*** MATERIAL SUPPLIED
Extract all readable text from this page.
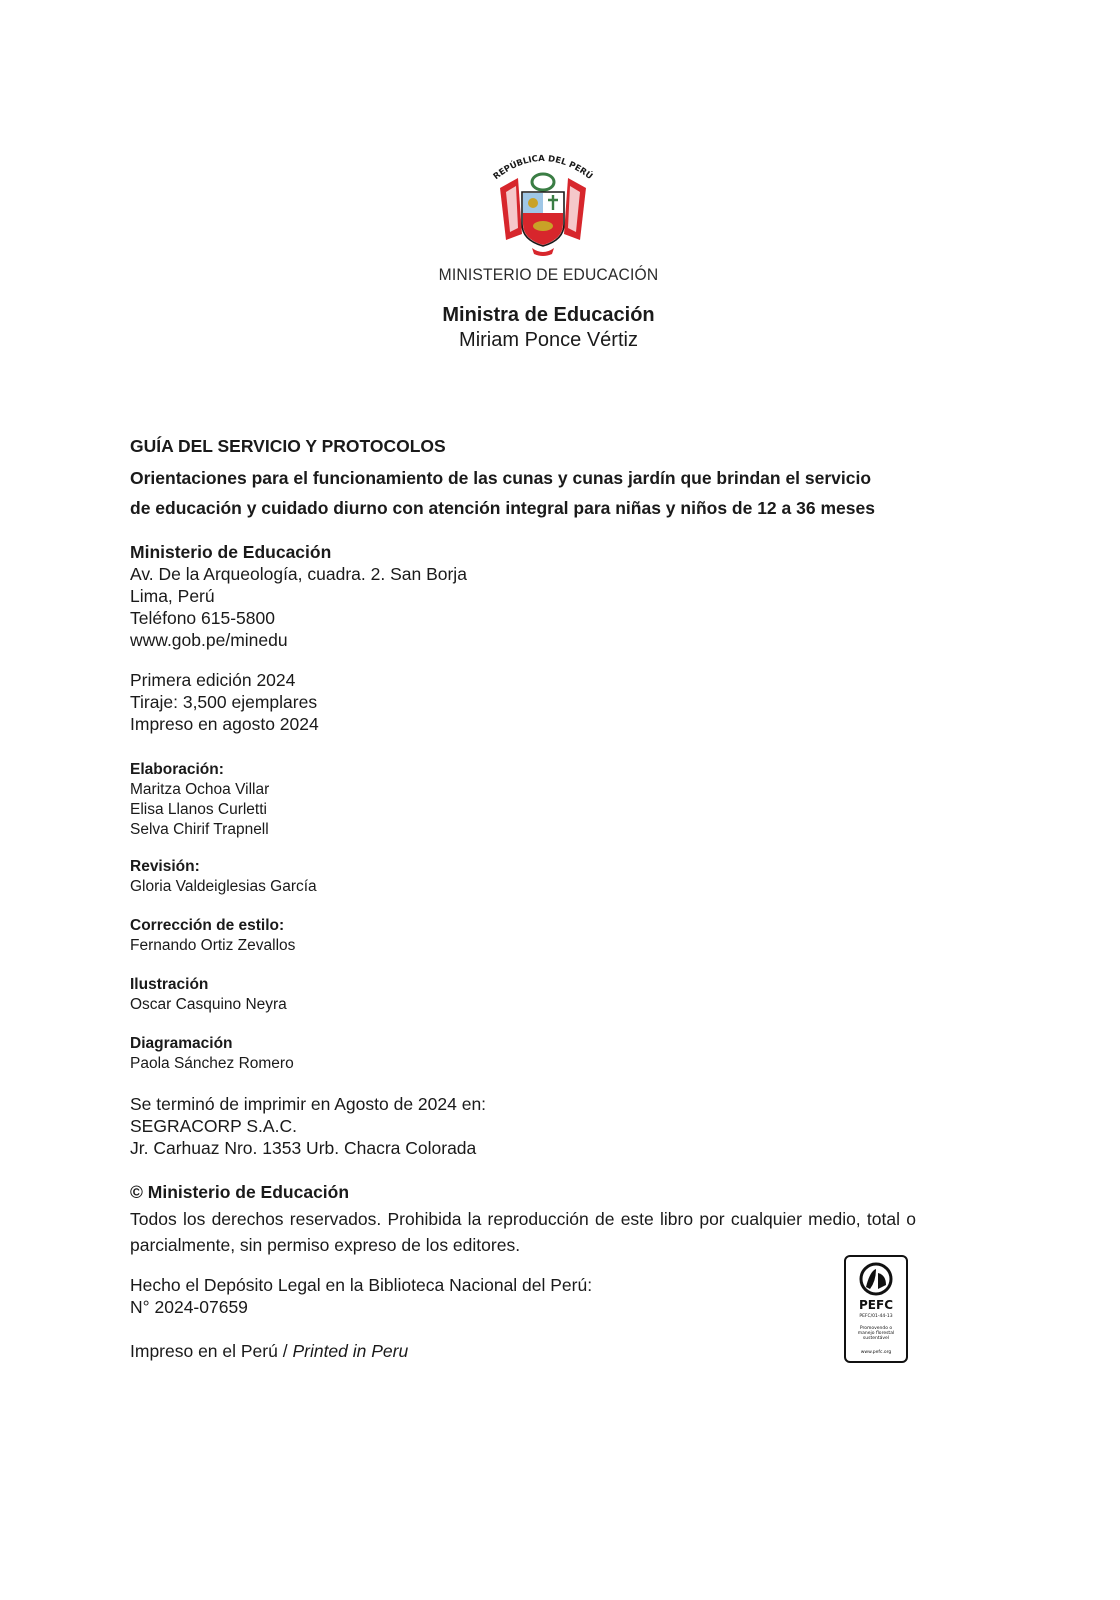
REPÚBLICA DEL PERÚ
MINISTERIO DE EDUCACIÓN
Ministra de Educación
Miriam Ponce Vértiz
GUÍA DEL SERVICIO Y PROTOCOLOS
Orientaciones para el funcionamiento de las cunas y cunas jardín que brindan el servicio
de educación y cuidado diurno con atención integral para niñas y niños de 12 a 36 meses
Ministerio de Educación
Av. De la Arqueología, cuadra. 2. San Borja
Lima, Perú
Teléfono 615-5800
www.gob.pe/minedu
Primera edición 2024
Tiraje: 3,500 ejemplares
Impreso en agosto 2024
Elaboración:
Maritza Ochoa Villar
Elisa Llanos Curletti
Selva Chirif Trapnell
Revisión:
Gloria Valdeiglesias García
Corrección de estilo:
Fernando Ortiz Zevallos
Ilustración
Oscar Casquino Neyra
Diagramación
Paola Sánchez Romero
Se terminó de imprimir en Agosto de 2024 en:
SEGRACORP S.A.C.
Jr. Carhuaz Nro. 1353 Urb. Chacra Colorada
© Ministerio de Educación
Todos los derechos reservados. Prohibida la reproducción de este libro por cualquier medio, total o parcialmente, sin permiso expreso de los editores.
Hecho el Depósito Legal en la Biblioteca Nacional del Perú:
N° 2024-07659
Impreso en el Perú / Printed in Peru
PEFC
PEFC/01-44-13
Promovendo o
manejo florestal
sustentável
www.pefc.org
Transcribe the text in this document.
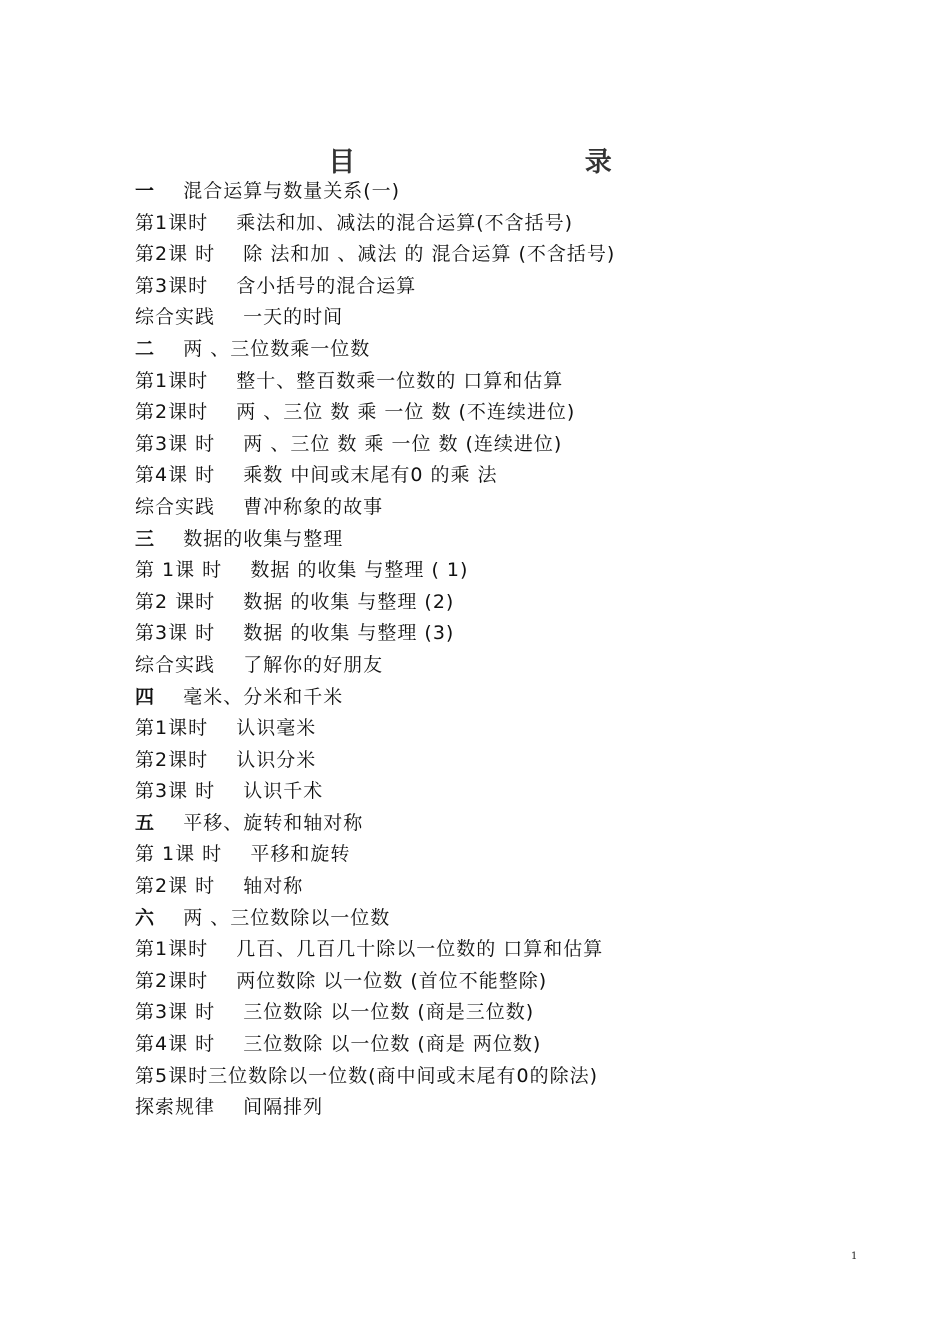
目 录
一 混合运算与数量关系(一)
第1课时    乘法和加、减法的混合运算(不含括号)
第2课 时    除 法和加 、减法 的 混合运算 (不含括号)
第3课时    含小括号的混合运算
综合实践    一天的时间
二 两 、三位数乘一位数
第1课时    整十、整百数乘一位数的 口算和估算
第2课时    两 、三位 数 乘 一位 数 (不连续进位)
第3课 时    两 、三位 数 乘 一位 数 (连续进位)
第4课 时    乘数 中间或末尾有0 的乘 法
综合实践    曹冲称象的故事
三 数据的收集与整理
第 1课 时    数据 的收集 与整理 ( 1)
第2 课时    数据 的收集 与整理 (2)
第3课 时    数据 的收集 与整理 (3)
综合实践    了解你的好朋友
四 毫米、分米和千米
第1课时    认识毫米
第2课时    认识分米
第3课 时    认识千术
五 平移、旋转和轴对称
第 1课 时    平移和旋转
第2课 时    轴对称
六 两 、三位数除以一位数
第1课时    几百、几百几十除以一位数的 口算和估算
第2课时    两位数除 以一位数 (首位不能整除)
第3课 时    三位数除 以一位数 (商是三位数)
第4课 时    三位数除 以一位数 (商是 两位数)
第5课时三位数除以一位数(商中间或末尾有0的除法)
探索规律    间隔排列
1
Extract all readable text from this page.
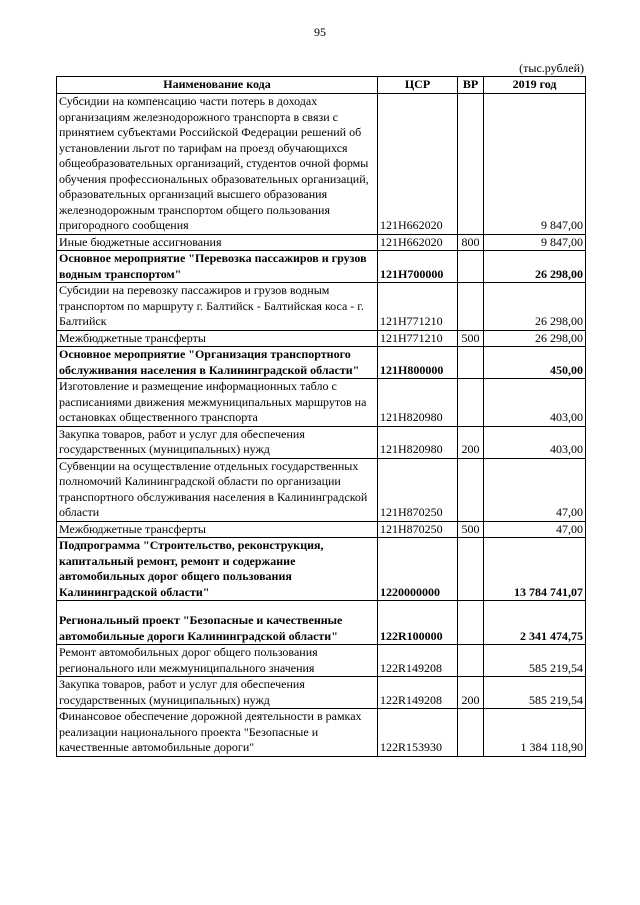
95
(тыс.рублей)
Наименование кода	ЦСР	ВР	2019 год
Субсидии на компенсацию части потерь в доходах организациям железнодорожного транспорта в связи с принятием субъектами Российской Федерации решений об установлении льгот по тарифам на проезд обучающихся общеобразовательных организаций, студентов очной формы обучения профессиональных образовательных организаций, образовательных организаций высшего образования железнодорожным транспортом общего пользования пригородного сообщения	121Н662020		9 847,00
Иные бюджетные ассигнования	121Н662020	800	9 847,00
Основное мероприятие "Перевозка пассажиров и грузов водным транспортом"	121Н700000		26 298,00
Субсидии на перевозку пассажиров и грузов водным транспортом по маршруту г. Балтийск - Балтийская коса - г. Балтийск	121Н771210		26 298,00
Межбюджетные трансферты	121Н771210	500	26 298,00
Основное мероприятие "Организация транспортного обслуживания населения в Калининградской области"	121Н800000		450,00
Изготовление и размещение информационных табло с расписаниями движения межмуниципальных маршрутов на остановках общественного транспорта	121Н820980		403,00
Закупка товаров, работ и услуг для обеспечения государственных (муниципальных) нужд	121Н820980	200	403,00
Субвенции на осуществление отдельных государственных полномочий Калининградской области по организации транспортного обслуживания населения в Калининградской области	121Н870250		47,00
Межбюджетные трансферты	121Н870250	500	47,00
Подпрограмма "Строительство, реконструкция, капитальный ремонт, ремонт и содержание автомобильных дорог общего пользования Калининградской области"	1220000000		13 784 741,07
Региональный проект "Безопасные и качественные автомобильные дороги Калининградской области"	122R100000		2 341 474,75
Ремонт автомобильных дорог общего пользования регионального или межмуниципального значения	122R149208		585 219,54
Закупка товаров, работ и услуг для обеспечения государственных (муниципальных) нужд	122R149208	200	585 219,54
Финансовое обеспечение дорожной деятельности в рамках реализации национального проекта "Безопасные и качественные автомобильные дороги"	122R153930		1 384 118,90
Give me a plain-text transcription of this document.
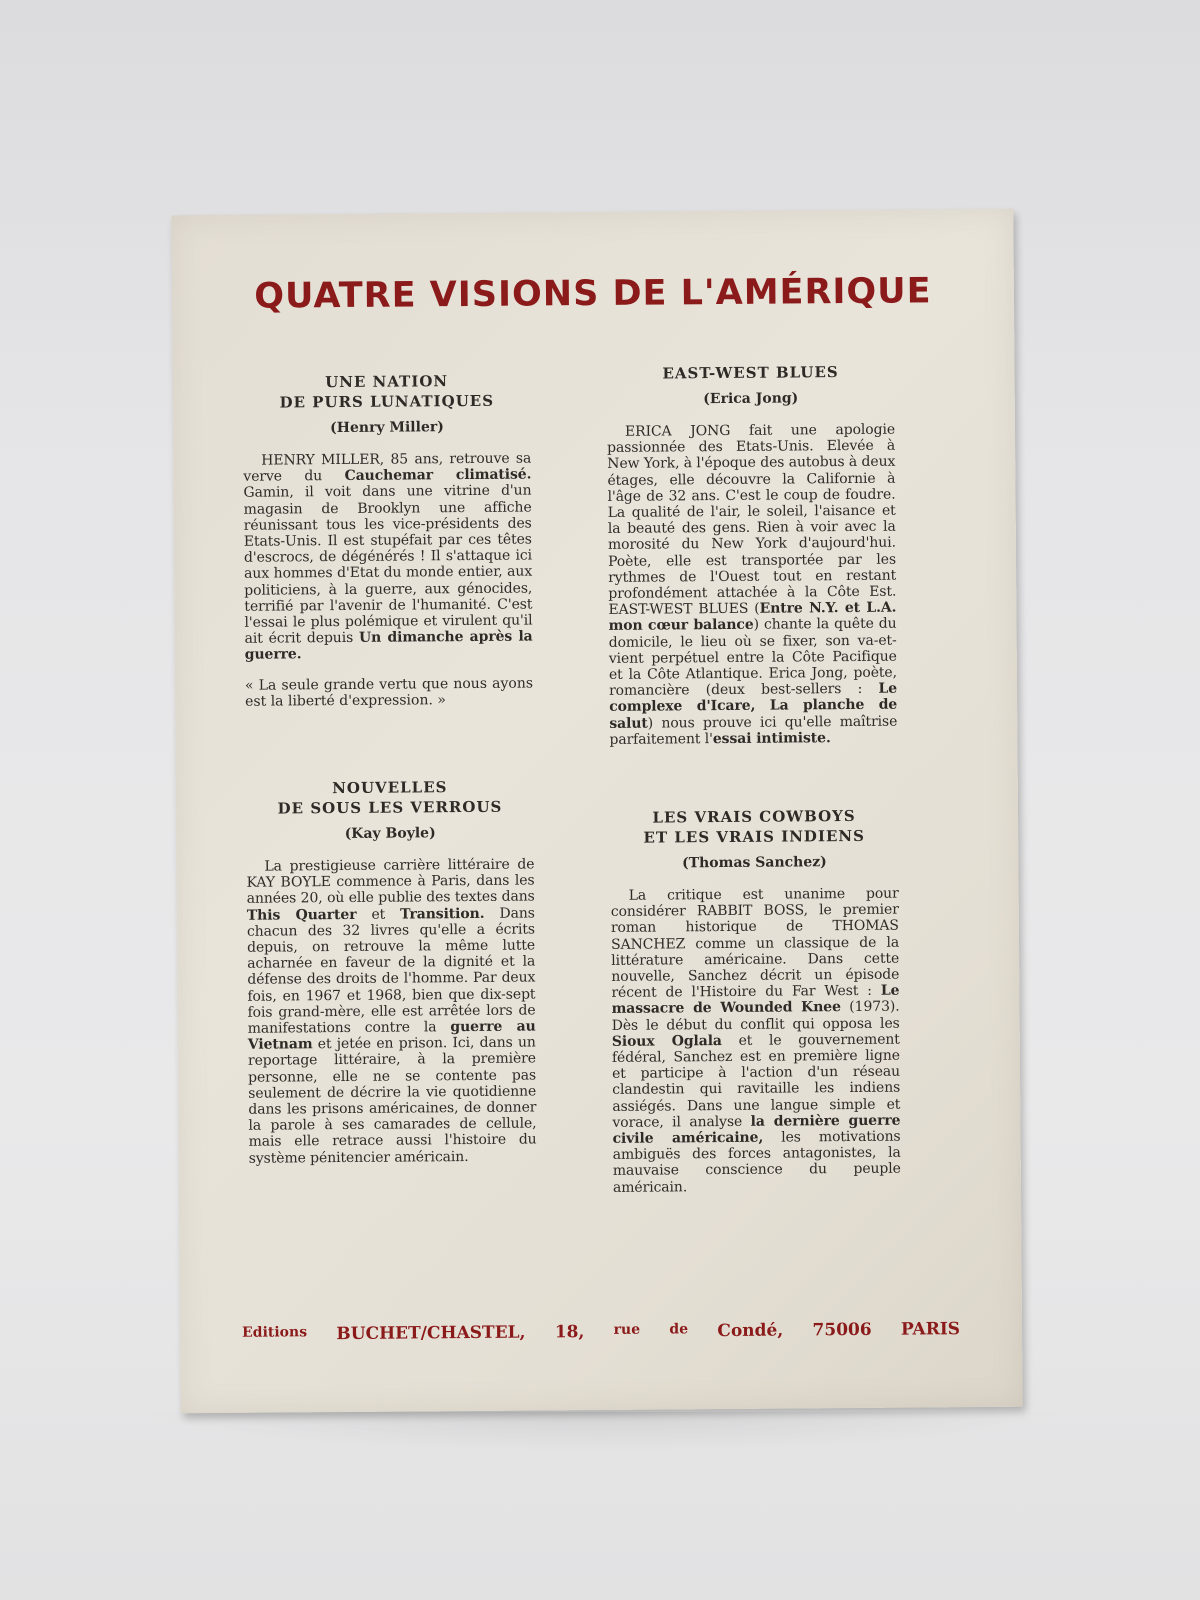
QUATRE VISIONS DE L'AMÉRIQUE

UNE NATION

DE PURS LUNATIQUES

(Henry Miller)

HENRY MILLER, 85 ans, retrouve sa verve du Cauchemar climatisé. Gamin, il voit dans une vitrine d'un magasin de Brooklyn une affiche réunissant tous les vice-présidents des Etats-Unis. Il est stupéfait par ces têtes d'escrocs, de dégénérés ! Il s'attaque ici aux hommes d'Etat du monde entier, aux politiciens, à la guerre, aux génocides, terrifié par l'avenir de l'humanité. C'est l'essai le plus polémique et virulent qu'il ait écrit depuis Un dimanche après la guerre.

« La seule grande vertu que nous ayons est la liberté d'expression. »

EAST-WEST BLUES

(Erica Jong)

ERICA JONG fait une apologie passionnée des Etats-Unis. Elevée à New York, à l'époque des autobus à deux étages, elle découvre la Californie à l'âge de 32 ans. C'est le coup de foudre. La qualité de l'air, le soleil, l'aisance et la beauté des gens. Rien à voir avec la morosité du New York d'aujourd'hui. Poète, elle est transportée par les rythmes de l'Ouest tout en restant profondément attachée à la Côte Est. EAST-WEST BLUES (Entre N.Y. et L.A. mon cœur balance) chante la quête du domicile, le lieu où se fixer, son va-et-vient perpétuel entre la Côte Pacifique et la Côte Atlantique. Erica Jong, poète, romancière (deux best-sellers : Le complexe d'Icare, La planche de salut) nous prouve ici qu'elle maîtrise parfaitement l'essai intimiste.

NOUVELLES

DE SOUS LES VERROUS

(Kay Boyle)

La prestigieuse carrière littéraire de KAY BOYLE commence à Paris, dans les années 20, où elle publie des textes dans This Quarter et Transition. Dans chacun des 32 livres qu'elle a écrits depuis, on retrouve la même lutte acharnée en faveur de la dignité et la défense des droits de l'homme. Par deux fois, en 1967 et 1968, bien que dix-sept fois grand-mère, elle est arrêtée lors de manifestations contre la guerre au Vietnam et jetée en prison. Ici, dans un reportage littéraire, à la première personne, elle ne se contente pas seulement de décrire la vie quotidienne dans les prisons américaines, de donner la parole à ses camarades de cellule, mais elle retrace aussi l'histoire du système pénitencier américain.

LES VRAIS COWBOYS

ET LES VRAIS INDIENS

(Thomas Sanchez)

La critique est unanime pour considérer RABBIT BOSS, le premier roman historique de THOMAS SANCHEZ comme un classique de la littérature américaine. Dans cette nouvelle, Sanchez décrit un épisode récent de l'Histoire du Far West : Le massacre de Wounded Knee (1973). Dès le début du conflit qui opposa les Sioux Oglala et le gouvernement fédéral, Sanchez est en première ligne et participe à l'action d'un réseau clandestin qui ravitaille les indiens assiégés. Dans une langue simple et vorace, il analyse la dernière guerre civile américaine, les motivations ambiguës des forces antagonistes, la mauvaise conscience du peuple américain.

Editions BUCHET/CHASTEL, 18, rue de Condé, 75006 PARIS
******
▶ **EXERCISE**:
Copy out every line in the listing where the word "государственных" appears.

▶ **FULL RESPONSE**:
Закупка товаров, работ и услуг для обеспечения государственных (муниципальных) нужд	121Н820980	200	403,00
Субвенции на осуществление отдельных государственных полномочий Калининградской области по организации транспортного обслуживания населения в Калининградской области	121Н870250		47,00
Закупка товаров, работ и услуг для обеспечения государственных (муниципальных) нужд	122R149208	200	585 219,54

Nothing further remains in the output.